# Exercise objective:
Identify the lines that contain the word "đồng" and copy each one.

# Records from a data source:
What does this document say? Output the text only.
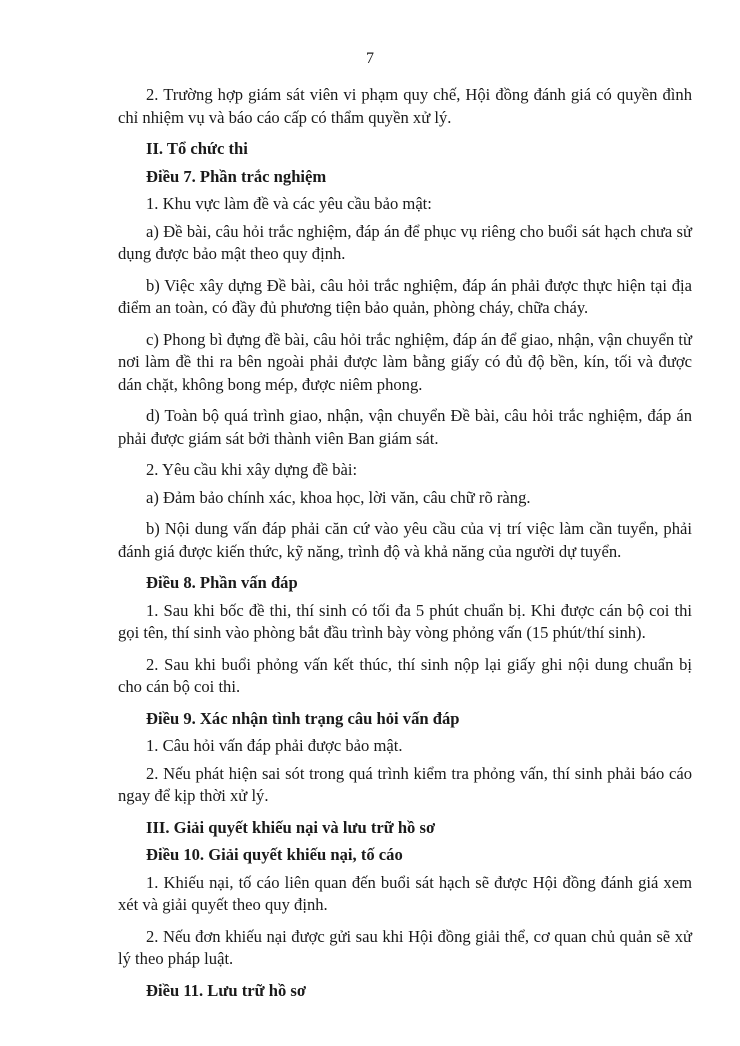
7

2. Trường hợp giám sát viên vi phạm quy chế, Hội đồng đánh giá có quyền đình chỉ nhiệm vụ và báo cáo cấp có thẩm quyền xử lý.

II. Tổ chức thi

Điều 7. Phần trắc nghiệm

1. Khu vực làm đề và các yêu cầu bảo mật:

a) Đề bài, câu hỏi trắc nghiệm, đáp án để phục vụ riêng cho buổi sát hạch chưa sử dụng được bảo mật theo quy định.

b) Việc xây dựng Đề bài, câu hỏi trắc nghiệm, đáp án phải được thực hiện tại địa điểm an toàn, có đầy đủ phương tiện bảo quản, phòng cháy, chữa cháy.

c) Phong bì đựng đề bài, câu hỏi trắc nghiệm, đáp án để giao, nhận, vận chuyển từ nơi làm đề thi ra bên ngoài phải được làm bằng giấy có đủ độ bền, kín, tối và được dán chặt, không bong mép, được niêm phong.

d) Toàn bộ quá trình giao, nhận, vận chuyển Đề bài, câu hỏi trắc nghiệm, đáp án phải được giám sát bởi thành viên Ban giám sát.

2. Yêu cầu khi xây dựng đề bài:

a) Đảm bảo chính xác, khoa học, lời văn, câu chữ rõ ràng.

b) Nội dung vấn đáp phải căn cứ vào yêu cầu của vị trí việc làm cần tuyển, phải đánh giá được kiến thức, kỹ năng, trình độ và khả năng của người dự tuyển.

Điều 8. Phần vấn đáp

1. Sau khi bốc đề thi, thí sinh có tối đa 5 phút chuẩn bị. Khi được cán bộ coi thi gọi tên, thí sinh vào phòng bắt đầu trình bày vòng phỏng vấn (15 phút/thí sinh).

2. Sau khi buổi phỏng vấn kết thúc, thí sinh nộp lại giấy ghi nội dung chuẩn bị cho cán bộ coi thi.

Điều 9. Xác nhận tình trạng câu hỏi vấn đáp

1. Câu hỏi vấn đáp phải được bảo mật.

2. Nếu phát hiện sai sót trong quá trình kiểm tra phỏng vấn, thí sinh phải báo cáo ngay để kịp thời xử lý.

III. Giải quyết khiếu nại và lưu trữ hồ sơ

Điều 10. Giải quyết khiếu nại, tố cáo

1. Khiếu nại, tố cáo liên quan đến buổi sát hạch sẽ được Hội đồng đánh giá xem xét và giải quyết theo quy định.

2. Nếu đơn khiếu nại được gửi sau khi Hội đồng giải thể, cơ quan chủ quản sẽ xử lý theo pháp luật.

Điều 11. Lưu trữ hồ sơ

# Output below:
2. Trường hợp giám sát viên vi phạm quy chế, Hội đồng đánh giá có quyền đình chỉ nhiệm vụ và báo cáo cấp có thẩm quyền xử lý.
1. Khiếu nại, tố cáo liên quan đến buổi sát hạch sẽ được Hội đồng đánh giá xem xét và giải quyết theo quy định.
2. Nếu đơn khiếu nại được gửi sau khi Hội đồng giải thể, cơ quan chủ quản sẽ xử lý theo pháp luật.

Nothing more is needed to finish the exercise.